'''
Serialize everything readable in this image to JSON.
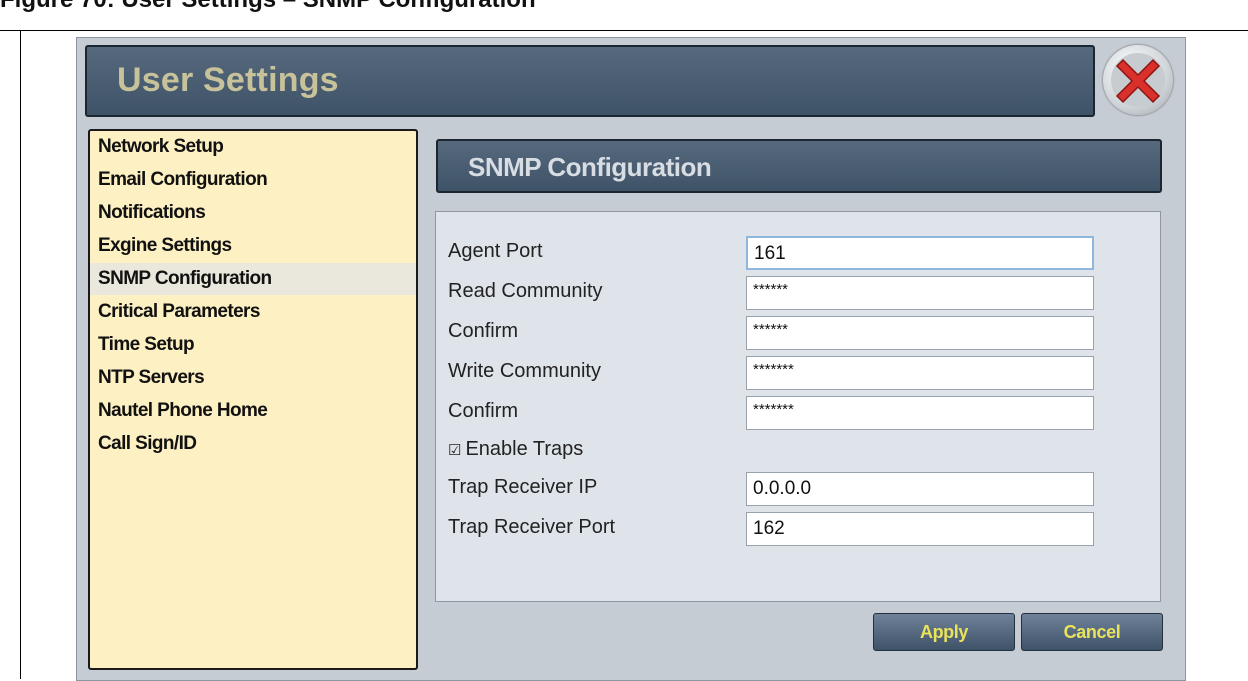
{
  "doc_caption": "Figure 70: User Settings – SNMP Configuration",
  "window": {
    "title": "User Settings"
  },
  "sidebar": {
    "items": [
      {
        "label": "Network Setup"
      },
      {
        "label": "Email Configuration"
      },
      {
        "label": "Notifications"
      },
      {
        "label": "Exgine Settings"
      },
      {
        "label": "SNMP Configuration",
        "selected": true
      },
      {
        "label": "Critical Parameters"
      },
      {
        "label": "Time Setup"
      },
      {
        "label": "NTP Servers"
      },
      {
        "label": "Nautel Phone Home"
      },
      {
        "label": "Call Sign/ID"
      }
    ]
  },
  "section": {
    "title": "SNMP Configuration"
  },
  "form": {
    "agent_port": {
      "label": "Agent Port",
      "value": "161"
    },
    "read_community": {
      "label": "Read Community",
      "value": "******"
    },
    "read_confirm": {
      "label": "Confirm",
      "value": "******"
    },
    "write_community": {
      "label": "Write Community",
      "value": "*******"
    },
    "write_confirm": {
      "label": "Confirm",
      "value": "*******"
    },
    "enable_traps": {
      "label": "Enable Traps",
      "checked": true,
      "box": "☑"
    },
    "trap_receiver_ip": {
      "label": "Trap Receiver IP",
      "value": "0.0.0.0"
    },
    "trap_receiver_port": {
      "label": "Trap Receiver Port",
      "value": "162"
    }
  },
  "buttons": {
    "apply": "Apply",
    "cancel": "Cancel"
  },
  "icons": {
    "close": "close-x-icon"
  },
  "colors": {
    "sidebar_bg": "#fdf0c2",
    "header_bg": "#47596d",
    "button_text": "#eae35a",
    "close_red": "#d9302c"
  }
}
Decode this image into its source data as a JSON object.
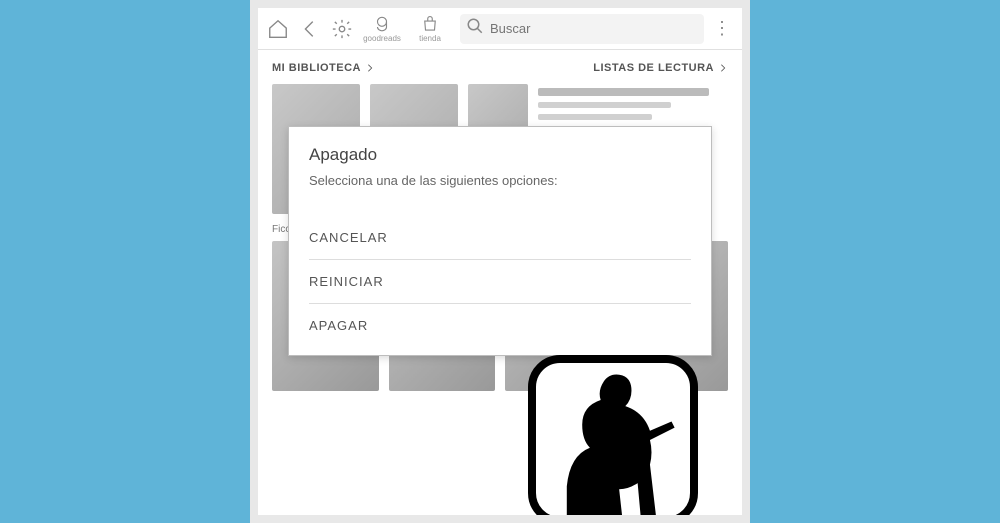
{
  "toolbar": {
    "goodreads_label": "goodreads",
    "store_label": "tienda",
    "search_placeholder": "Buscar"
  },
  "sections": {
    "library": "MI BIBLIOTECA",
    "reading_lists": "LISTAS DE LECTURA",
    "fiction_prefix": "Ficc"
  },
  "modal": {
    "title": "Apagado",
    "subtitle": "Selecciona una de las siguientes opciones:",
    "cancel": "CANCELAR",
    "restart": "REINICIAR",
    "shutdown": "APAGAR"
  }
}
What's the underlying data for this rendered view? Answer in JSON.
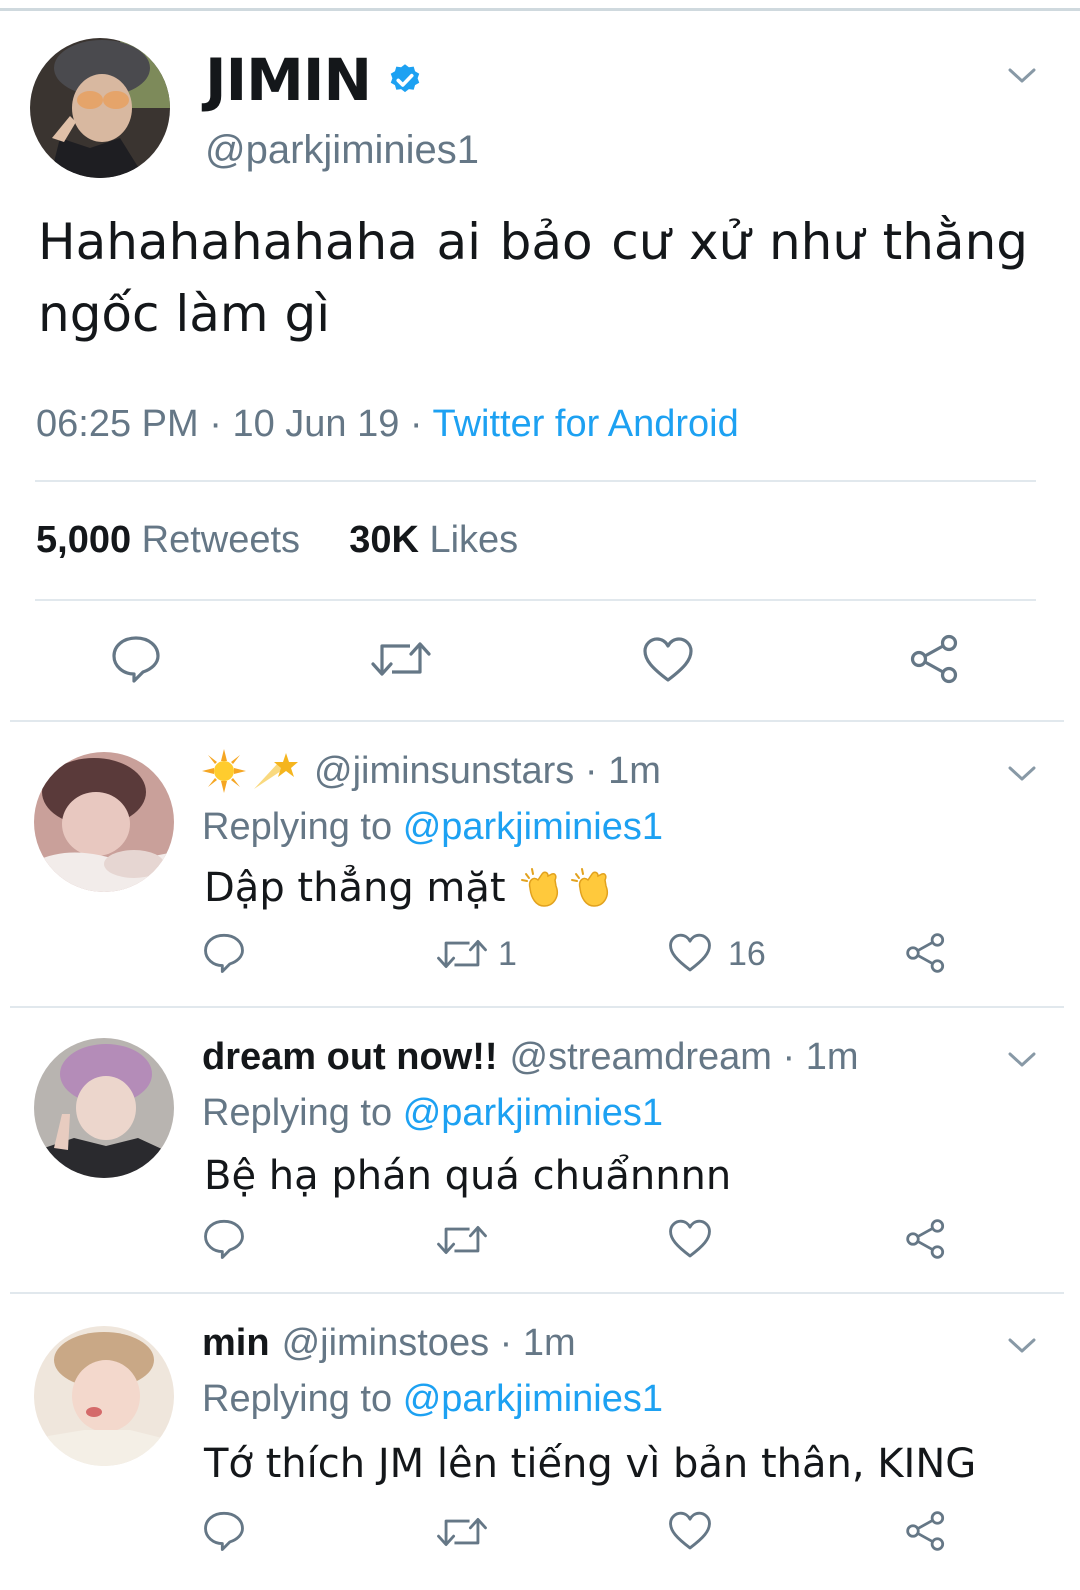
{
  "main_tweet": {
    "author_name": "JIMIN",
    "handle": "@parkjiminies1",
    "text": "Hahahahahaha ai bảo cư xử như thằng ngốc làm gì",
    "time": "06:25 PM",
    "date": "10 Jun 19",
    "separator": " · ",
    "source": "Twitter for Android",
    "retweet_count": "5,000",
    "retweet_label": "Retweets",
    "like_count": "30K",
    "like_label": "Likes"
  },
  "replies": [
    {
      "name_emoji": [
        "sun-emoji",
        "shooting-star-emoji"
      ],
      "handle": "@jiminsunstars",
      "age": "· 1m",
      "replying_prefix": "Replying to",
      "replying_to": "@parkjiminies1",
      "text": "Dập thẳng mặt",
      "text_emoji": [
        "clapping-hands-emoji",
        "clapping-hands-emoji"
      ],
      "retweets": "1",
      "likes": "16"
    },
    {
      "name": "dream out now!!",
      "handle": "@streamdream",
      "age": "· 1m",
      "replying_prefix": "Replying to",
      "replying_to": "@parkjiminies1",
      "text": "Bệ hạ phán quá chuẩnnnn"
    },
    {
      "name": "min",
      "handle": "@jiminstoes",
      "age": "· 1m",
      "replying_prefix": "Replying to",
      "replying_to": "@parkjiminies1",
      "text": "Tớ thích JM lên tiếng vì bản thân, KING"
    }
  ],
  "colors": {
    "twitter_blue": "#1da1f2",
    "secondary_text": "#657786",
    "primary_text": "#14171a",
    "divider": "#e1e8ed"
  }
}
'''
'''
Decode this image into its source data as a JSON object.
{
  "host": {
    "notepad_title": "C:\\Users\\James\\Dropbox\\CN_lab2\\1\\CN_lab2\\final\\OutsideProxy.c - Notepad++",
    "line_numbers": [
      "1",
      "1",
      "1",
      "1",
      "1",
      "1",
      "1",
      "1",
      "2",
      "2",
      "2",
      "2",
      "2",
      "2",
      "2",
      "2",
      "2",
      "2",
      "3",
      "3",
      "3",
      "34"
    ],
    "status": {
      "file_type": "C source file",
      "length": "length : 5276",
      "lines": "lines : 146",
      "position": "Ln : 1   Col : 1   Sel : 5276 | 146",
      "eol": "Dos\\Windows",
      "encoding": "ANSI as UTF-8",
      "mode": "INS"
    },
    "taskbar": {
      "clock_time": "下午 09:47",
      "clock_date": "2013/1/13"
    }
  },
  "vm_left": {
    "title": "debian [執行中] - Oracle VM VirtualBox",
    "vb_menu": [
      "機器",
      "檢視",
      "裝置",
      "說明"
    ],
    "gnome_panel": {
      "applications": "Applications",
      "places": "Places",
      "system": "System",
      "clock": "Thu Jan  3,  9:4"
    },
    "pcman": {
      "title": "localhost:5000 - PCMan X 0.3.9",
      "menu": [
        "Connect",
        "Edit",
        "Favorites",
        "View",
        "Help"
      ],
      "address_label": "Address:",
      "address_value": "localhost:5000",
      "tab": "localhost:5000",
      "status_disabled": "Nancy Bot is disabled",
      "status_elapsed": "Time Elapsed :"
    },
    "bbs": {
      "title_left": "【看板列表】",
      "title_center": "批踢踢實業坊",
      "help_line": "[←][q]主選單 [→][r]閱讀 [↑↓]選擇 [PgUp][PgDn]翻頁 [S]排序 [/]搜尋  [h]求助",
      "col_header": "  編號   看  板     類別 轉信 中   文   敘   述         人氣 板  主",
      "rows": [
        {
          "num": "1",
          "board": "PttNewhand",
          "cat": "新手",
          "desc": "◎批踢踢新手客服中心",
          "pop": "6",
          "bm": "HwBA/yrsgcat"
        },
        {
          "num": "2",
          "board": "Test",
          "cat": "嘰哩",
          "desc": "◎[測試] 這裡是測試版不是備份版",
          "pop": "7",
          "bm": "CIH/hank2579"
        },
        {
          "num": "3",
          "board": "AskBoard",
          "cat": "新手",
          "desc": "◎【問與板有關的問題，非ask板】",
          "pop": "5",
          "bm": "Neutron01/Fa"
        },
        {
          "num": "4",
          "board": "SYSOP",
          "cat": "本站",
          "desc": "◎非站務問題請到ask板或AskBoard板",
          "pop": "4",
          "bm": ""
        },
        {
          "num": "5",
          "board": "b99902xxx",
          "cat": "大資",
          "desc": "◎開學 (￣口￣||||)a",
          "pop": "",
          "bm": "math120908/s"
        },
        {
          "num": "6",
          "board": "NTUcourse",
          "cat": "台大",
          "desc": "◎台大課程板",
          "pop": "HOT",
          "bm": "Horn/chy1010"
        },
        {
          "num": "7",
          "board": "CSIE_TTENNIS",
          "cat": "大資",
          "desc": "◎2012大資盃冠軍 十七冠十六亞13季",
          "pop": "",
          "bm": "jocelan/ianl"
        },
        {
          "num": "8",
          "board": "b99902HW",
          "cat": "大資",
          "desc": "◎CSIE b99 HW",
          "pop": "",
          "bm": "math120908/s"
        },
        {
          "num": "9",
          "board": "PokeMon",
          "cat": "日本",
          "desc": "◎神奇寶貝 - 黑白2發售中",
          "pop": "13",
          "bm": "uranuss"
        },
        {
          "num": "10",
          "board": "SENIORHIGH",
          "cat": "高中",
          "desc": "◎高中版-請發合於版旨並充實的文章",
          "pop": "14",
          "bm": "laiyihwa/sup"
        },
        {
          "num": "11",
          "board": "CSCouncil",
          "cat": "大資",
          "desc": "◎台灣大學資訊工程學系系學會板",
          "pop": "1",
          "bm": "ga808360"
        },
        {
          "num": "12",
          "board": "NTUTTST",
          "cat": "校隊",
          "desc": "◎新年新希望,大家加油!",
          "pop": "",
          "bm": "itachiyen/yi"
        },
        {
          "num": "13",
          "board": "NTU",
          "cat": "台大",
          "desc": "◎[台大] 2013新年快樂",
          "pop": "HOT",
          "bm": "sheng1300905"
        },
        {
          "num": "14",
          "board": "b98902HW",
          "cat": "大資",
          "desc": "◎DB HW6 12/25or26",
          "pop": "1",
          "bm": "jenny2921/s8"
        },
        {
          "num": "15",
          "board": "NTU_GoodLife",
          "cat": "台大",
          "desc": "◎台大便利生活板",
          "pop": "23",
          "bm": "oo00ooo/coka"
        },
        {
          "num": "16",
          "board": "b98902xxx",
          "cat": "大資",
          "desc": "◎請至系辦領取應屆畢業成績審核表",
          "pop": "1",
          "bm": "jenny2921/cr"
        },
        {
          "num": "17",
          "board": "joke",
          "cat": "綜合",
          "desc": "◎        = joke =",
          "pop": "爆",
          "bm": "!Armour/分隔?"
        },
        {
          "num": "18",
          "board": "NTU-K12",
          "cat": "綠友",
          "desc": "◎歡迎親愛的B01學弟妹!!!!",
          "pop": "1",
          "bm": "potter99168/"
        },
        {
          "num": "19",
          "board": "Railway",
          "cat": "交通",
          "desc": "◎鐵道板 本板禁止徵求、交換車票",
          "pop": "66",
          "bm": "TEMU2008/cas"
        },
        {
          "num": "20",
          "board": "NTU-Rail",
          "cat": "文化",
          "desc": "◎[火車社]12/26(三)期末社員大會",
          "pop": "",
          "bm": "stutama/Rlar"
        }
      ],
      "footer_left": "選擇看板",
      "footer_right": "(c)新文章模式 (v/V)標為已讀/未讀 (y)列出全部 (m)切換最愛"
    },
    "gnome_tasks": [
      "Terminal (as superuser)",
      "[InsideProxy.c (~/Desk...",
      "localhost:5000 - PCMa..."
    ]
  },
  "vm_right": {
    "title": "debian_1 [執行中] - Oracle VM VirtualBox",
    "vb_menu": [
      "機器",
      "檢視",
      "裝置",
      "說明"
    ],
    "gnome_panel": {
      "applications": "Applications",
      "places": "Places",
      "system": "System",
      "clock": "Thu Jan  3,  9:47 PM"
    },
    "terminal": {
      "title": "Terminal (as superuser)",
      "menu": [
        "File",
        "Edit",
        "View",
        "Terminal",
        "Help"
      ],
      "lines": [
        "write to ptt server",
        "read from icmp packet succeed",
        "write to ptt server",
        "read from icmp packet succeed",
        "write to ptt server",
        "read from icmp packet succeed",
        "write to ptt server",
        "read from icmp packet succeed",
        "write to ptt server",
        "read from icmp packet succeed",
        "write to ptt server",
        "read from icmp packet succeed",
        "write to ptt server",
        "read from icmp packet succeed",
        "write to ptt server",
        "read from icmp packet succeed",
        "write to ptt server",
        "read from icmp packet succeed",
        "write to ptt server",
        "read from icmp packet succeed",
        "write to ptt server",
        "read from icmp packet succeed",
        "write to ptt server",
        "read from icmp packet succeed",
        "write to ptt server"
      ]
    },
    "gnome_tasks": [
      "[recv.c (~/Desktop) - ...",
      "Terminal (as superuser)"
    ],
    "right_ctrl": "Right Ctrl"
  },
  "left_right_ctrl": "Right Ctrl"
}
'''
Say how many lines of the data include the string "JSON". Nothing other than the number should be given.

4